──────── DATA PROVIDED ────────
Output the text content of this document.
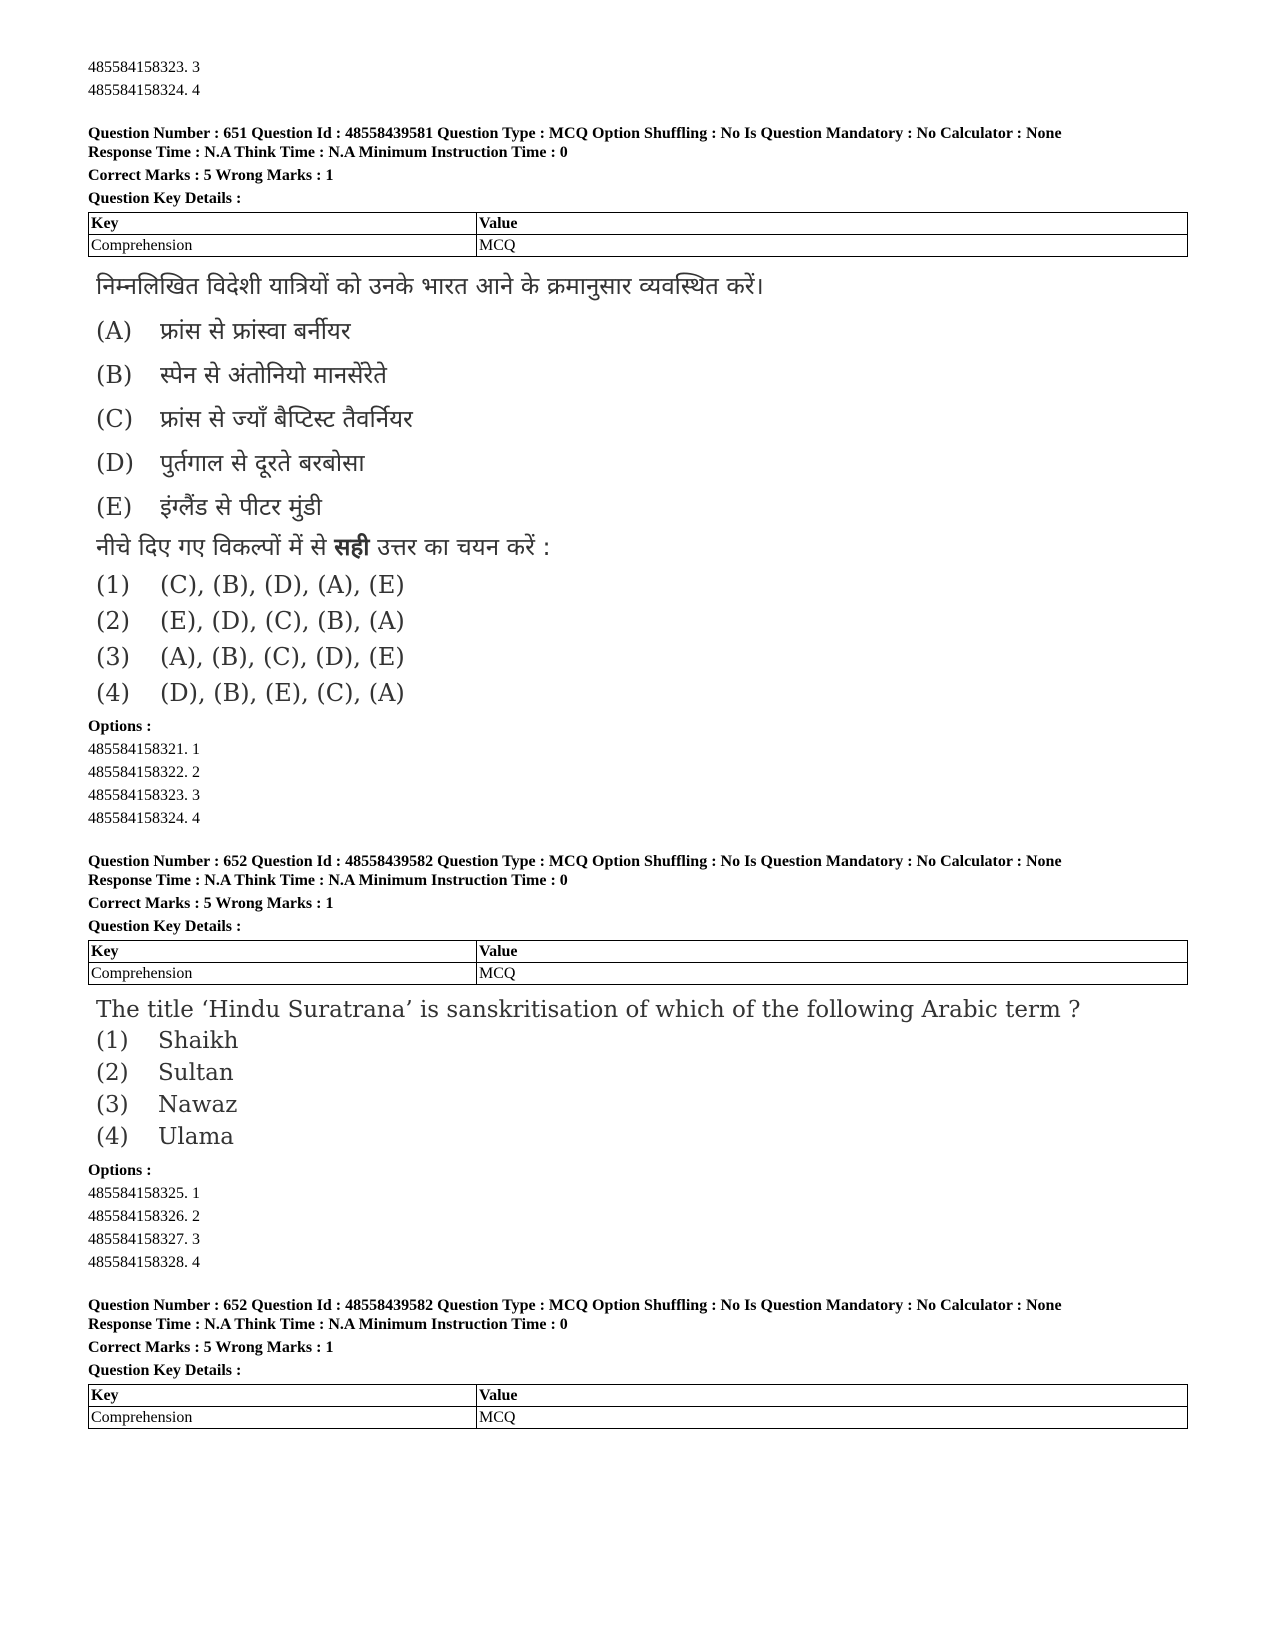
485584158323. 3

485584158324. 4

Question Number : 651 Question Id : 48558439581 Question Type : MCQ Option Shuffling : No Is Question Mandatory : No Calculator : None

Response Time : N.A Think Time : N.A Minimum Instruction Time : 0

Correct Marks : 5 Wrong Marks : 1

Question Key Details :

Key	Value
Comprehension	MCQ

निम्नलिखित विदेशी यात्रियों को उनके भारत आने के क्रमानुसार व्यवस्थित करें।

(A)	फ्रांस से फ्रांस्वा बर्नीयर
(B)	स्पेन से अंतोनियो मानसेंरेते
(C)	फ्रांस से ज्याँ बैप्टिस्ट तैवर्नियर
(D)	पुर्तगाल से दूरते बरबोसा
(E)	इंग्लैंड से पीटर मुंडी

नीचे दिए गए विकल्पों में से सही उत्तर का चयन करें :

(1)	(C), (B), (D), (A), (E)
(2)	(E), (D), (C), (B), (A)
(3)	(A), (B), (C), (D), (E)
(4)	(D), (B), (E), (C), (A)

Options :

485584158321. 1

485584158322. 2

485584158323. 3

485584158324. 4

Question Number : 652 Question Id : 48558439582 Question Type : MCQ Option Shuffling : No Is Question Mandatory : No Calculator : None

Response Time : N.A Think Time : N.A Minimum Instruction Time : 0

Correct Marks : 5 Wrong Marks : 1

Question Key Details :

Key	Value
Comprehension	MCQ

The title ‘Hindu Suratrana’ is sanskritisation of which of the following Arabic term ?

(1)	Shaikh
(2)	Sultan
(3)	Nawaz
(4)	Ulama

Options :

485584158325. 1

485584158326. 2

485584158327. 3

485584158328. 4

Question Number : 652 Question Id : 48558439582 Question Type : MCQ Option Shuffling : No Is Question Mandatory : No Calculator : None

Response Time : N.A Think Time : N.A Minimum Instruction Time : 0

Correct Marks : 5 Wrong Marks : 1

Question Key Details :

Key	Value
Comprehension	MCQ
────────
= EXERCISE DIRECTIONS =
Reproduce the records above exactly, leaving out every picture they contain.

= SOLUTION =
Output the text content of this document.
485584158323. 3

485584158324. 4

Question Number : 651 Question Id : 48558439581 Question Type : MCQ Option Shuffling : No Is Question Mandatory : No Calculator : None

Response Time : N.A Think Time : N.A Minimum Instruction Time : 0

Correct Marks : 5 Wrong Marks : 1

Question Key Details :

Key	Value
Comprehension	MCQ

निम्नलिखित विदेशी यात्रियों को उनके भारत आने के क्रमानुसार व्यवस्थित करें।

(A)	फ्रांस से फ्रांस्वा बर्नीयर
(B)	स्पेन से अंतोनियो मानसेंरेते
(C)	फ्रांस से ज्याँ बैप्टिस्ट तैवर्नियर
(D)	पुर्तगाल से दूरते बरबोसा
(E)	इंग्लैंड से पीटर मुंडी

नीचे दिए गए विकल्पों में से सही उत्तर का चयन करें :

(1)	(C), (B), (D), (A), (E)
(2)	(E), (D), (C), (B), (A)
(3)	(A), (B), (C), (D), (E)
(4)	(D), (B), (E), (C), (A)

Options :

485584158321. 1

485584158322. 2

485584158323. 3

485584158324. 4

Question Number : 652 Question Id : 48558439582 Question Type : MCQ Option Shuffling : No Is Question Mandatory : No Calculator : None

Response Time : N.A Think Time : N.A Minimum Instruction Time : 0

Correct Marks : 5 Wrong Marks : 1

Question Key Details :

Key	Value
Comprehension	MCQ

The title ‘Hindu Suratrana’ is sanskritisation of which of the following Arabic term ?

(1)	Shaikh
(2)	Sultan
(3)	Nawaz
(4)	Ulama

Options :

485584158325. 1

485584158326. 2

485584158327. 3

485584158328. 4

Question Number : 652 Question Id : 48558439582 Question Type : MCQ Option Shuffling : No Is Question Mandatory : No Calculator : None

Response Time : N.A Think Time : N.A Minimum Instruction Time : 0

Correct Marks : 5 Wrong Marks : 1

Question Key Details :

Key	Value
Comprehension	MCQ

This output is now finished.